WORK INSTRUCTIONS: Reproduce every line of the data below verbatim, omitting the pictures from your answer.

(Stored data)
::::::
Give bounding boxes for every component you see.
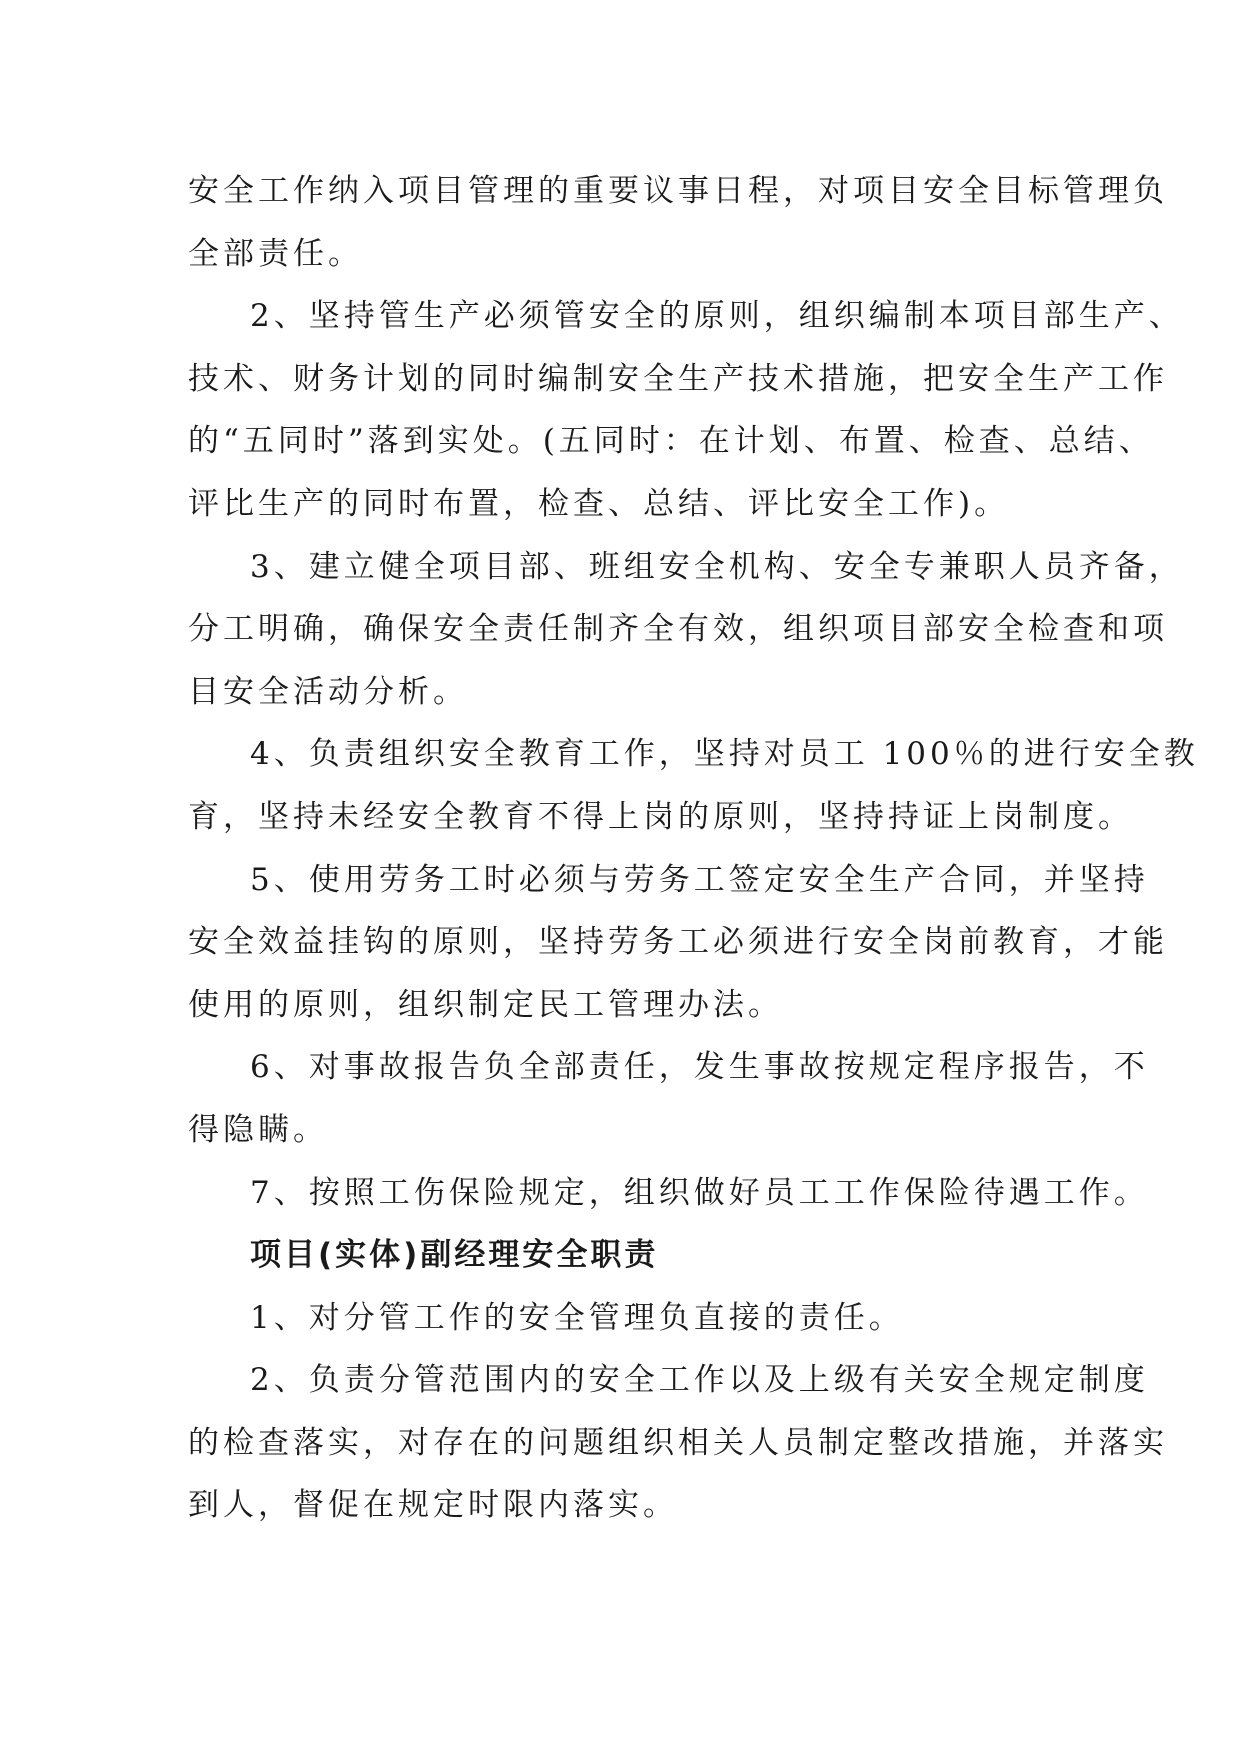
section-item-1-line: 1、对分管工作的安全管理负直接的责任。 [250,1299,904,1336]
body-line: 到人，督促在规定时限内落实。 [188,1487,678,1524]
body-line: 目安全活动分析。 [188,673,468,710]
document-body [188,160,1199,1537]
body-line: 分工明确，确保安全责任制齐全有效，组织项目部安全检查和项 [188,611,1168,648]
item-3-line: 3、建立健全项目部、班组安全机构、安全专兼职人员齐备， [250,548,1184,585]
item-7-line: 7、按照工伤保险规定，组织做好员工工作保险待遇工作。 [250,1174,1149,1211]
item-5-line: 5、使用劳务工时必须与劳务工签定安全生产合同，并坚持 [250,861,1149,898]
body-line: 技术、财务计划的同时编制安全生产技术措施，把安全生产工作 [188,360,1168,397]
item-2-line: 2、坚持管生产必须管安全的原则，组织编制本项目部生产、 [250,298,1184,335]
body-line: 全部责任。 [188,235,363,272]
section-heading: 项目(实体)副经理安全职责 [250,1237,659,1274]
body-line: 的检查落实，对存在的问题组织相关人员制定整改措施，并落实 [188,1424,1168,1461]
body-line: 安全效益挂钩的原则，坚持劳务工必须进行安全岗前教育，才能 [188,924,1168,961]
body-line: 的“五同时”落到实处。(五同时：在计划、布置、检查、总结、 [188,423,1154,460]
body-line: 评比生产的同时布置，检查、总结、评比安全工作)。 [188,485,1010,522]
body-line: 育，坚持未经安全教育不得上岗的原则，坚持持证上岗制度。 [188,798,1133,835]
section-item-2-line: 2、负责分管范围内的安全工作以及上级有关安全规定制度 [250,1362,1149,1399]
body-line: 安全工作纳入项目管理的重要议事日程，对项目安全目标管理负 [188,173,1168,209]
body-line: 使用的原则，组织制定民工管理办法。 [188,986,783,1023]
item-4-line: 4、负责组织安全教育工作，坚持对员工 100％的进行安全教 [250,736,1199,773]
item-6-line: 6、对事故报告负全部责任，发生事故按规定程序报告，不 [250,1049,1149,1086]
body-line: 得隐瞒。 [188,1111,328,1148]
::::::
PROBLEM SOLUTION:
Give bounding boxes for every component you see.
section-item-1-line: 1、对分管工作的安全管理负直接的责任。 [250,1299,904,1336]
body-line: 到人，督促在规定时限内落实。 [188,1487,678,1524]
body-line: 目安全活动分析。 [188,673,468,710]
document-body [188,160,1199,1537]
body-line: 分工明确，确保安全责任制齐全有效，组织项目部安全检查和项 [188,611,1168,648]
item-3-line: 3、建立健全项目部、班组安全机构、安全专兼职人员齐备， [250,548,1184,585]
item-7-line: 7、按照工伤保险规定，组织做好员工工作保险待遇工作。 [250,1174,1149,1211]
item-5-line: 5、使用劳务工时必须与劳务工签定安全生产合同，并坚持 [250,861,1149,898]
body-line: 技术、财务计划的同时编制安全生产技术措施，把安全生产工作 [188,360,1168,397]
item-2-line: 2、坚持管生产必须管安全的原则，组织编制本项目部生产、 [250,298,1184,335]
body-line: 全部责任。 [188,235,363,272]
section-heading: 项目(实体)副经理安全职责 [250,1237,659,1274]
body-line: 的检查落实，对存在的问题组织相关人员制定整改措施，并落实 [188,1424,1168,1461]
body-line: 安全效益挂钩的原则，坚持劳务工必须进行安全岗前教育，才能 [188,924,1168,961]
body-line: 的“五同时”落到实处。(五同时：在计划、布置、检查、总结、 [188,423,1154,460]
body-line: 评比生产的同时布置，检查、总结、评比安全工作)。 [188,485,1010,522]
body-line: 育，坚持未经安全教育不得上岗的原则，坚持持证上岗制度。 [188,798,1133,835]
section-item-2-line: 2、负责分管范围内的安全工作以及上级有关安全规定制度 [250,1362,1149,1399]
body-line: 安全工作纳入项目管理的重要议事日程，对项目安全目标管理负 [188,173,1168,209]
body-line: 使用的原则，组织制定民工管理办法。 [188,986,783,1023]
item-4-line: 4、负责组织安全教育工作，坚持对员工 100％的进行安全教 [250,736,1199,773]
item-6-line: 6、对事故报告负全部责任，发生事故按规定程序报告，不 [250,1049,1149,1086]
body-line: 得隐瞒。 [188,1111,328,1148]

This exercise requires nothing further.